## Task goal
Transcribe everything in the data word for word. Pictures are left out.

## Entries shown
▼▼▼
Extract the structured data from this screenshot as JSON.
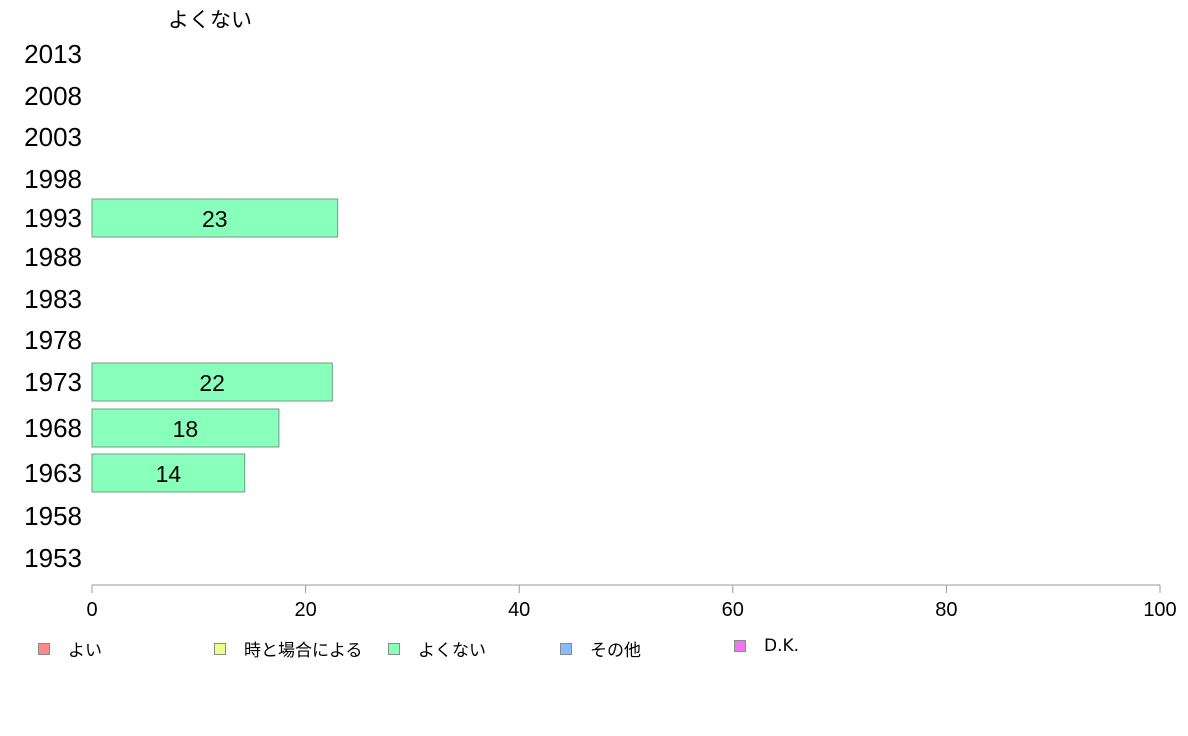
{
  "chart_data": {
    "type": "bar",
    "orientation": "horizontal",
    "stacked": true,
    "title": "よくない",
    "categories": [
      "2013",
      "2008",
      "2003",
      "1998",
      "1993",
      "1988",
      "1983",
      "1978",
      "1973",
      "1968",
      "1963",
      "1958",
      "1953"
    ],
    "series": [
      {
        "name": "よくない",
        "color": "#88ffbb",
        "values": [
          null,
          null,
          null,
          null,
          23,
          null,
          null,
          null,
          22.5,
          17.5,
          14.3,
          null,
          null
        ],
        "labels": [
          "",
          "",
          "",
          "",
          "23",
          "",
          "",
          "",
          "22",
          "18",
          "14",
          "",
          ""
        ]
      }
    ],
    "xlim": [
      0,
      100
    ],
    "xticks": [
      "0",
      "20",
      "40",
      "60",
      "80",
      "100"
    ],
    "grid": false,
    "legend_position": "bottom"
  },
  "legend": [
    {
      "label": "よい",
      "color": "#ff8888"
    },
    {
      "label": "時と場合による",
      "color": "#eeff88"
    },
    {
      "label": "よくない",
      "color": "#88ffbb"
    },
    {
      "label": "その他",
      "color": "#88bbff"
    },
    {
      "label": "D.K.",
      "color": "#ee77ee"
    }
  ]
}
▲▲▲
## Complete output
Extract the structured data from this screenshot as JSON.
{
  "chart_data": {
    "type": "bar",
    "orientation": "horizontal",
    "stacked": true,
    "title": "よくない",
    "categories": [
      "2013",
      "2008",
      "2003",
      "1998",
      "1993",
      "1988",
      "1983",
      "1978",
      "1973",
      "1968",
      "1963",
      "1958",
      "1953"
    ],
    "series": [
      {
        "name": "よくない",
        "color": "#88ffbb",
        "values": [
          null,
          null,
          null,
          null,
          23,
          null,
          null,
          null,
          22.5,
          17.5,
          14.3,
          null,
          null
        ],
        "labels": [
          "",
          "",
          "",
          "",
          "23",
          "",
          "",
          "",
          "22",
          "18",
          "14",
          "",
          ""
        ]
      }
    ],
    "xlim": [
      0,
      100
    ],
    "xticks": [
      "0",
      "20",
      "40",
      "60",
      "80",
      "100"
    ],
    "grid": false,
    "legend_position": "bottom"
  },
  "legend": [
    {
      "label": "よい",
      "color": "#ff8888"
    },
    {
      "label": "時と場合による",
      "color": "#eeff88"
    },
    {
      "label": "よくない",
      "color": "#88ffbb"
    },
    {
      "label": "その他",
      "color": "#88bbff"
    },
    {
      "label": "D.K.",
      "color": "#ee77ee"
    }
  ]
}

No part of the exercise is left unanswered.